Determine how many lines carry the word "下列说法中正确的是". Output that number only.
★ ★ ★
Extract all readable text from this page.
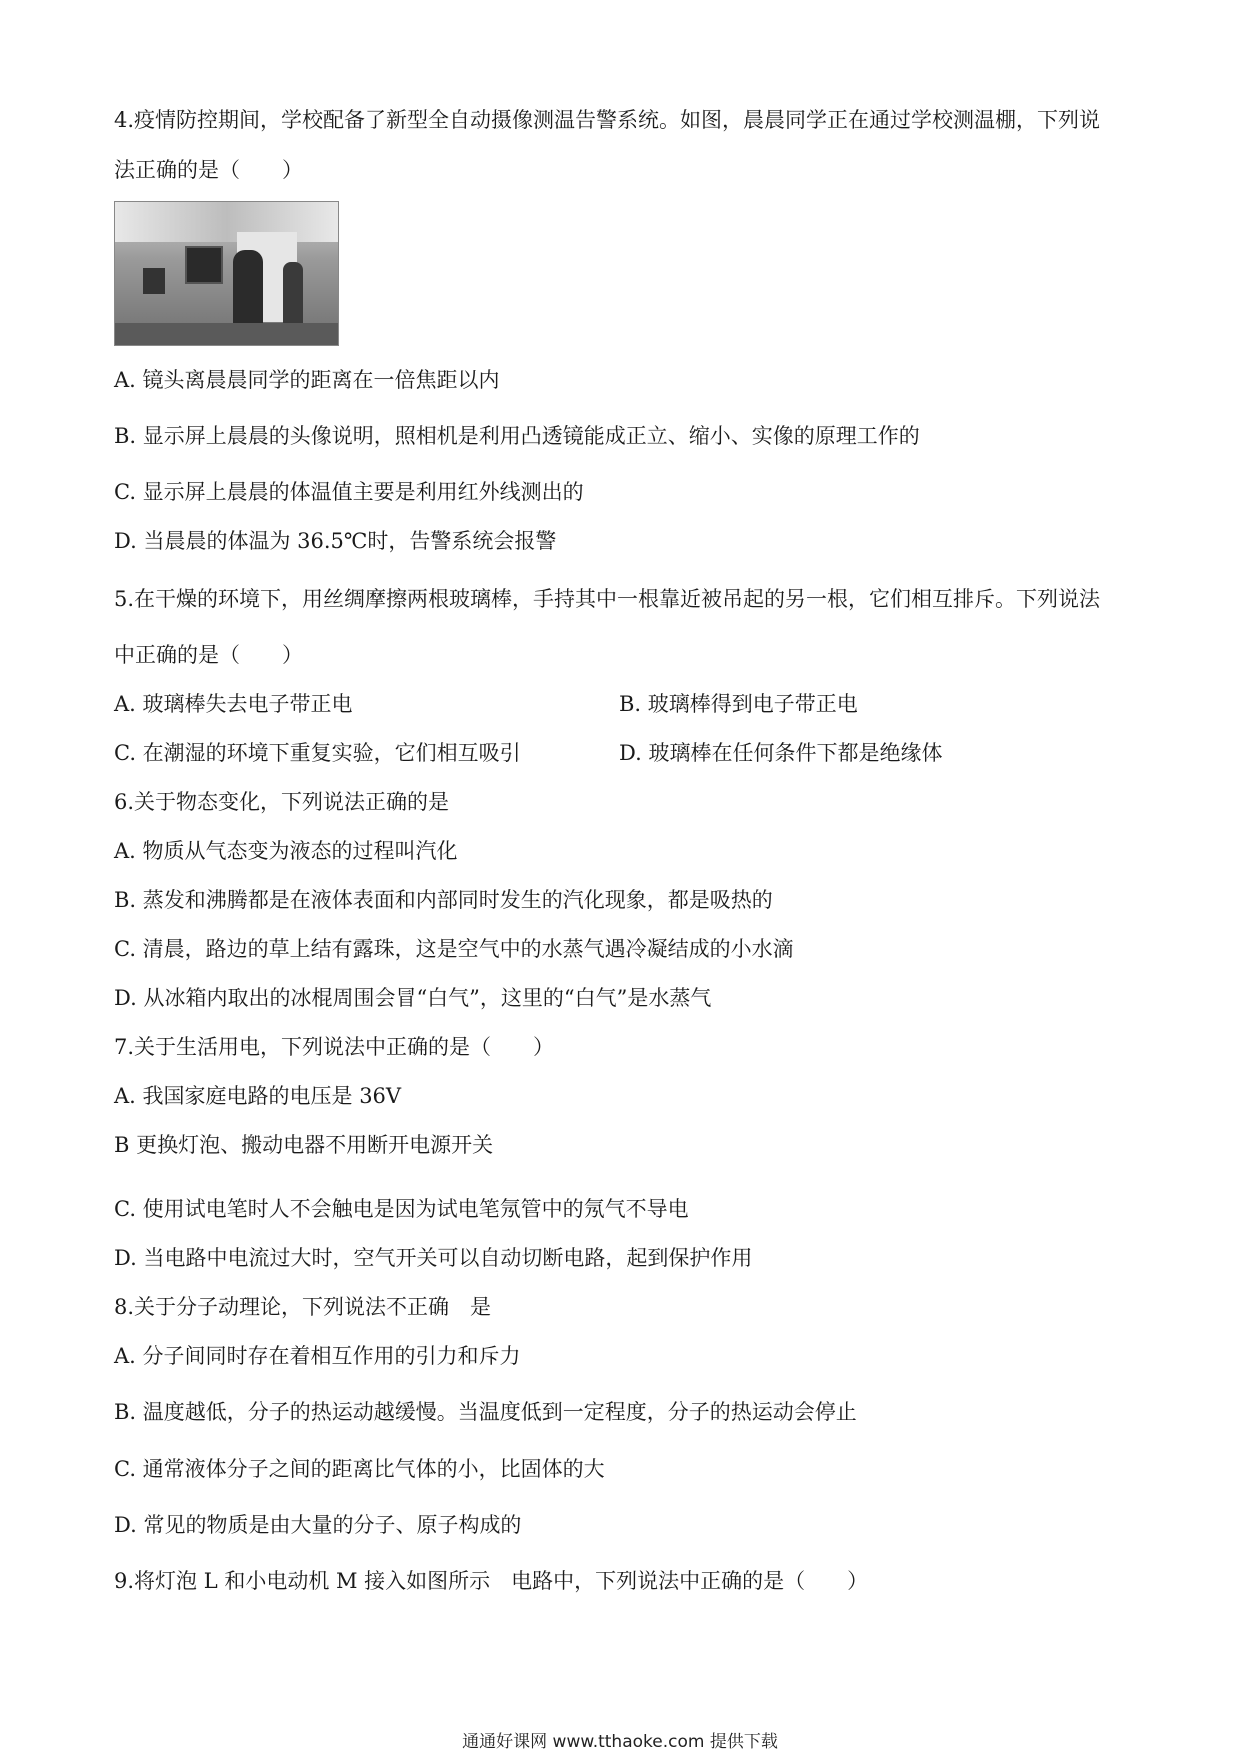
4.疫情防控期间，学校配备了新型全自动摄像测温告警系统。如图，晨晨同学正在通过学校测温棚，下列说
法正确的是（　　）
A. 镜头离晨晨同学的距离在一倍焦距以内
B. 显示屏上晨晨的头像说明，照相机是利用凸透镜能成正立、缩小、实像的原理工作的
C. 显示屏上晨晨的体温值主要是利用红外线测出的
D. 当晨晨的体温为 36.5℃时，告警系统会报警
5.在干燥的环境下，用丝绸摩擦两根玻璃棒，手持其中一根靠近被吊起的另一根，它们相互排斥。下列说法
中正确的是（　　）
A. 玻璃棒失去电子带正电	B. 玻璃棒得到电子带正电
C. 在潮湿的环境下重复实验，它们相互吸引	D. 玻璃棒在任何条件下都是绝缘体
6.关于物态变化，下列说法正确的是
A. 物质从气态变为液态的过程叫汽化
B. 蒸发和沸腾都是在液体表面和内部同时发生的汽化现象，都是吸热的
C. 清晨，路边的草上结有露珠，这是空气中的水蒸气遇冷凝结成的小水滴
D. 从冰箱内取出的冰棍周围会冒“白气”，这里的“白气”是水蒸气
7.关于生活用电，下列说法中正确的是（　　）
A. 我国家庭电路的电压是 36V
B 更换灯泡、搬动电器不用断开电源开关
C. 使用试电笔时人不会触电是因为试电笔氖管中的氖气不导电
D. 当电路中电流过大时，空气开关可以自动切断电路，起到保护作用
8.关于分子动理论，下列说法不正确　是
A. 分子间同时存在着相互作用的引力和斥力
B. 温度越低，分子的热运动越缓慢。当温度低到一定程度，分子的热运动会停止
C. 通常液体分子之间的距离比气体的小，比固体的大
D. 常见的物质是由大量的分子、原子构成的
9.将灯泡 L 和小电动机 M 接入如图所示　电路中，下列说法中正确的是（　　）
通通好课网 www.tthaoke.com 提供下载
★ ★ ★
▶ CORRECT RESPONSE:
2